Dataset rows about figures
+++

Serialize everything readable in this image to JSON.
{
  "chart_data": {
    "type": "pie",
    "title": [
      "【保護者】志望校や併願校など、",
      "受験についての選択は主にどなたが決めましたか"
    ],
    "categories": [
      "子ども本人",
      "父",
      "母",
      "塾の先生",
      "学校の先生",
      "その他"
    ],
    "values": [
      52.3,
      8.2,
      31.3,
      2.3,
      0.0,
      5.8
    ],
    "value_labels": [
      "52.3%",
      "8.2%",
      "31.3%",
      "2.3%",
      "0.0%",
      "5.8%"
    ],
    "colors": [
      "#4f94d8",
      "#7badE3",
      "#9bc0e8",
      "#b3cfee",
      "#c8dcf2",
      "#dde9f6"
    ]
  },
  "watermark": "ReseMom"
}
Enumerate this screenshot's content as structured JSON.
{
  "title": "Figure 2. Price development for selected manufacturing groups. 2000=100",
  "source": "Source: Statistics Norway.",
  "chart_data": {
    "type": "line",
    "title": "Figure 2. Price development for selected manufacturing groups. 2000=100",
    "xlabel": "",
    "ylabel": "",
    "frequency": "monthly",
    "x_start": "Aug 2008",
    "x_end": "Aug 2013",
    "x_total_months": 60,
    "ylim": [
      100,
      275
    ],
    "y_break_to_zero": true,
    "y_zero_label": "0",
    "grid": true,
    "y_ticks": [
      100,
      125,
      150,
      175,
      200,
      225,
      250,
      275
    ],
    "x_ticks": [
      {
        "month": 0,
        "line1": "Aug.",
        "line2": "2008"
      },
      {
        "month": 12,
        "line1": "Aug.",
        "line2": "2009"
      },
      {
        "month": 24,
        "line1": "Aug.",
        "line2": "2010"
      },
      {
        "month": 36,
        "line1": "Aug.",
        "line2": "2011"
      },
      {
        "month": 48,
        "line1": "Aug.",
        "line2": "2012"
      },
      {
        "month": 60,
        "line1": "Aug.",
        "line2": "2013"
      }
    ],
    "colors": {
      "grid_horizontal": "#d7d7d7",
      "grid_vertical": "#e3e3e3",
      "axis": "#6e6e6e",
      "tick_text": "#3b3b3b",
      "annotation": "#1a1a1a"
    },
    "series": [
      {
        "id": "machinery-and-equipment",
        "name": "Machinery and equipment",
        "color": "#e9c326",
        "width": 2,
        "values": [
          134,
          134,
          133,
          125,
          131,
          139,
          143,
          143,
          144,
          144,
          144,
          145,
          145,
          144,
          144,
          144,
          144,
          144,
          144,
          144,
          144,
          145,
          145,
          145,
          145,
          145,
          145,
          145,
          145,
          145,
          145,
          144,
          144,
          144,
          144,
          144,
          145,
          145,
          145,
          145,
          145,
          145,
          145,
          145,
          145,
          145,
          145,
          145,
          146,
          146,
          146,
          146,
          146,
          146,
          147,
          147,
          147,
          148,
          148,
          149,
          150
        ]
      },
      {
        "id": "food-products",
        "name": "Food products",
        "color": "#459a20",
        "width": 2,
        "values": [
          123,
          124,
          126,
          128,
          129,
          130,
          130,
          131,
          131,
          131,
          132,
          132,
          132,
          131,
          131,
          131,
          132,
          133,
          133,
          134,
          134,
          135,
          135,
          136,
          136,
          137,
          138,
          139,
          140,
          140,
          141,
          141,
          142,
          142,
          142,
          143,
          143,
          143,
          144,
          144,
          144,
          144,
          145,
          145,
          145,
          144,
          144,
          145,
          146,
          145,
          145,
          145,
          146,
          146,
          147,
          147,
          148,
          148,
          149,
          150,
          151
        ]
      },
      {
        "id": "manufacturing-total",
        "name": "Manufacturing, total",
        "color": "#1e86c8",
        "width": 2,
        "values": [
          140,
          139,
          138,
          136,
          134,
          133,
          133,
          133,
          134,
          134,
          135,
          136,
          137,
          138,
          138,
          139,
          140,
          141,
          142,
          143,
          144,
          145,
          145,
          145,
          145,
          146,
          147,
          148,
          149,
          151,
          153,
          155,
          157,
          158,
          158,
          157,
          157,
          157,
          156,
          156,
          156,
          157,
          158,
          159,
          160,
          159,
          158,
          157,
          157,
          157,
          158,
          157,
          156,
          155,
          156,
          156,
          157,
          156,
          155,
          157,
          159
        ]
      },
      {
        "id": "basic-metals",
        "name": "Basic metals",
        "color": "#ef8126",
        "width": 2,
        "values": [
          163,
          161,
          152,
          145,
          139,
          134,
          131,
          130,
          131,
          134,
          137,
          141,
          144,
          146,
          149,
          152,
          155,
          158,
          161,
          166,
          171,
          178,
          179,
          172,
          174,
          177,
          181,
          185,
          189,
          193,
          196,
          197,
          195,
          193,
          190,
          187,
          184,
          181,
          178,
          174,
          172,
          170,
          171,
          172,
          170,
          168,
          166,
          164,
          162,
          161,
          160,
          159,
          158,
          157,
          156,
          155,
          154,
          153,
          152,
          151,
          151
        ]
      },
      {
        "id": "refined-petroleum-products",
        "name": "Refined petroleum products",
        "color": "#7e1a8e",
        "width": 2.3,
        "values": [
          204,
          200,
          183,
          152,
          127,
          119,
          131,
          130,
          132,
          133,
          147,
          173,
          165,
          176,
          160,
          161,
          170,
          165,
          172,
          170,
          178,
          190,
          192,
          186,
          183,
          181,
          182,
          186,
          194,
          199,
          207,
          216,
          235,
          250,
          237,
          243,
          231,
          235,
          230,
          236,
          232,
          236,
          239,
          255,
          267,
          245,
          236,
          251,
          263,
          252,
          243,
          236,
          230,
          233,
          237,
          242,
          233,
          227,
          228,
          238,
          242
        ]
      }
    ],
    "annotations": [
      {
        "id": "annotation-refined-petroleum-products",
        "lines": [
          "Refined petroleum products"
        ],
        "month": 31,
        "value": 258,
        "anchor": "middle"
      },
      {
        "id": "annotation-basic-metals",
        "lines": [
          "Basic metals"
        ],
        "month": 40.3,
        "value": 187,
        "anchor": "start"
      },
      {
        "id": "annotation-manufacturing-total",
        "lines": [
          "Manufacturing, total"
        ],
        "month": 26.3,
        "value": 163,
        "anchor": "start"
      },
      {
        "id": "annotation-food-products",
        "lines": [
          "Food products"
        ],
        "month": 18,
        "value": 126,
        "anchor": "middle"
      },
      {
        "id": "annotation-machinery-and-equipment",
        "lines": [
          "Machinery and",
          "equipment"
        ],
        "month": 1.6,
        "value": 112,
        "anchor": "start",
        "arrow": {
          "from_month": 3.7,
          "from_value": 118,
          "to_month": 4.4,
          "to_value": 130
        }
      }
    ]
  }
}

+++

◆ Written problem
Give an exact copy of all the data shown above.

◆ Correct answer
Serialize everything readable in this image to JSON.
{
  "chart_data": {
    "type": "pie",
    "title": [
      "【保護者】志望校や併願校など、",
      "受験についての選択は主にどなたが決めましたか"
    ],
    "categories": [
      "子ども本人",
      "父",
      "母",
      "塾の先生",
      "学校の先生",
      "その他"
    ],
    "values": [
      52.3,
      8.2,
      31.3,
      2.3,
      0.0,
      5.8
    ],
    "value_labels": [
      "52.3%",
      "8.2%",
      "31.3%",
      "2.3%",
      "0.0%",
      "5.8%"
    ],
    "colors": [
      "#4f94d8",
      "#7badE3",
      "#9bc0e8",
      "#b3cfee",
      "#c8dcf2",
      "#dde9f6"
    ]
  },
  "watermark": "ReseMom"
}
Enumerate this screenshot's content as structured JSON.
{
  "title": "Figure 2. Price development for selected manufacturing groups. 2000=100",
  "source": "Source: Statistics Norway.",
  "chart_data": {
    "type": "line",
    "title": "Figure 2. Price development for selected manufacturing groups. 2000=100",
    "xlabel": "",
    "ylabel": "",
    "frequency": "monthly",
    "x_start": "Aug 2008",
    "x_end": "Aug 2013",
    "x_total_months": 60,
    "ylim": [
      100,
      275
    ],
    "y_break_to_zero": true,
    "y_zero_label": "0",
    "grid": true,
    "y_ticks": [
      100,
      125,
      150,
      175,
      200,
      225,
      250,
      275
    ],
    "x_ticks": [
      {
        "month": 0,
        "line1": "Aug.",
        "line2": "2008"
      },
      {
        "month": 12,
        "line1": "Aug.",
        "line2": "2009"
      },
      {
        "month": 24,
        "line1": "Aug.",
        "line2": "2010"
      },
      {
        "month": 36,
        "line1": "Aug.",
        "line2": "2011"
      },
      {
        "month": 48,
        "line1": "Aug.",
        "line2": "2012"
      },
      {
        "month": 60,
        "line1": "Aug.",
        "line2": "2013"
      }
    ],
    "colors": {
      "grid_horizontal": "#d7d7d7",
      "grid_vertical": "#e3e3e3",
      "axis": "#6e6e6e",
      "tick_text": "#3b3b3b",
      "annotation": "#1a1a1a"
    },
    "series": [
      {
        "id": "machinery-and-equipment",
        "name": "Machinery and equipment",
        "color": "#e9c326",
        "width": 2,
        "values": [
          134,
          134,
          133,
          125,
          131,
          139,
          143,
          143,
          144,
          144,
          144,
          145,
          145,
          144,
          144,
          144,
          144,
          144,
          144,
          144,
          144,
          145,
          145,
          145,
          145,
          145,
          145,
          145,
          145,
          145,
          145,
          144,
          144,
          144,
          144,
          144,
          145,
          145,
          145,
          145,
          145,
          145,
          145,
          145,
          145,
          145,
          145,
          145,
          146,
          146,
          146,
          146,
          146,
          146,
          147,
          147,
          147,
          148,
          148,
          149,
          150
        ]
      },
      {
        "id": "food-products",
        "name": "Food products",
        "color": "#459a20",
        "width": 2,
        "values": [
          123,
          124,
          126,
          128,
          129,
          130,
          130,
          131,
          131,
          131,
          132,
          132,
          132,
          131,
          131,
          131,
          132,
          133,
          133,
          134,
          134,
          135,
          135,
          136,
          136,
          137,
          138,
          139,
          140,
          140,
          141,
          141,
          142,
          142,
          142,
          143,
          143,
          143,
          144,
          144,
          144,
          144,
          145,
          145,
          145,
          144,
          144,
          145,
          146,
          145,
          145,
          145,
          146,
          146,
          147,
          147,
          148,
          148,
          149,
          150,
          151
        ]
      },
      {
        "id": "manufacturing-total",
        "name": "Manufacturing, total",
        "color": "#1e86c8",
        "width": 2,
        "values": [
          140,
          139,
          138,
          136,
          134,
          133,
          133,
          133,
          134,
          134,
          135,
          136,
          137,
          138,
          138,
          139,
          140,
          141,
          142,
          143,
          144,
          145,
          145,
          145,
          145,
          146,
          147,
          148,
          149,
          151,
          153,
          155,
          157,
          158,
          158,
          157,
          157,
          157,
          156,
          156,
          156,
          157,
          158,
          159,
          160,
          159,
          158,
          157,
          157,
          157,
          158,
          157,
          156,
          155,
          156,
          156,
          157,
          156,
          155,
          157,
          159
        ]
      },
      {
        "id": "basic-metals",
        "name": "Basic metals",
        "color": "#ef8126",
        "width": 2,
        "values": [
          163,
          161,
          152,
          145,
          139,
          134,
          131,
          130,
          131,
          134,
          137,
          141,
          144,
          146,
          149,
          152,
          155,
          158,
          161,
          166,
          171,
          178,
          179,
          172,
          174,
          177,
          181,
          185,
          189,
          193,
          196,
          197,
          195,
          193,
          190,
          187,
          184,
          181,
          178,
          174,
          172,
          170,
          171,
          172,
          170,
          168,
          166,
          164,
          162,
          161,
          160,
          159,
          158,
          157,
          156,
          155,
          154,
          153,
          152,
          151,
          151
        ]
      },
      {
        "id": "refined-petroleum-products",
        "name": "Refined petroleum products",
        "color": "#7e1a8e",
        "width": 2.3,
        "values": [
          204,
          200,
          183,
          152,
          127,
          119,
          131,
          130,
          132,
          133,
          147,
          173,
          165,
          176,
          160,
          161,
          170,
          165,
          172,
          170,
          178,
          190,
          192,
          186,
          183,
          181,
          182,
          186,
          194,
          199,
          207,
          216,
          235,
          250,
          237,
          243,
          231,
          235,
          230,
          236,
          232,
          236,
          239,
          255,
          267,
          245,
          236,
          251,
          263,
          252,
          243,
          236,
          230,
          233,
          237,
          242,
          233,
          227,
          228,
          238,
          242
        ]
      }
    ],
    "annotations": [
      {
        "id": "annotation-refined-petroleum-products",
        "lines": [
          "Refined petroleum products"
        ],
        "month": 31,
        "value": 258,
        "anchor": "middle"
      },
      {
        "id": "annotation-basic-metals",
        "lines": [
          "Basic metals"
        ],
        "month": 40.3,
        "value": 187,
        "anchor": "start"
      },
      {
        "id": "annotation-manufacturing-total",
        "lines": [
          "Manufacturing, total"
        ],
        "month": 26.3,
        "value": 163,
        "anchor": "start"
      },
      {
        "id": "annotation-food-products",
        "lines": [
          "Food products"
        ],
        "month": 18,
        "value": 126,
        "anchor": "middle"
      },
      {
        "id": "annotation-machinery-and-equipment",
        "lines": [
          "Machinery and",
          "equipment"
        ],
        "month": 1.6,
        "value": 112,
        "anchor": "start",
        "arrow": {
          "from_month": 3.7,
          "from_value": 118,
          "to_month": 4.4,
          "to_value": 130
        }
      }
    ]
  }
}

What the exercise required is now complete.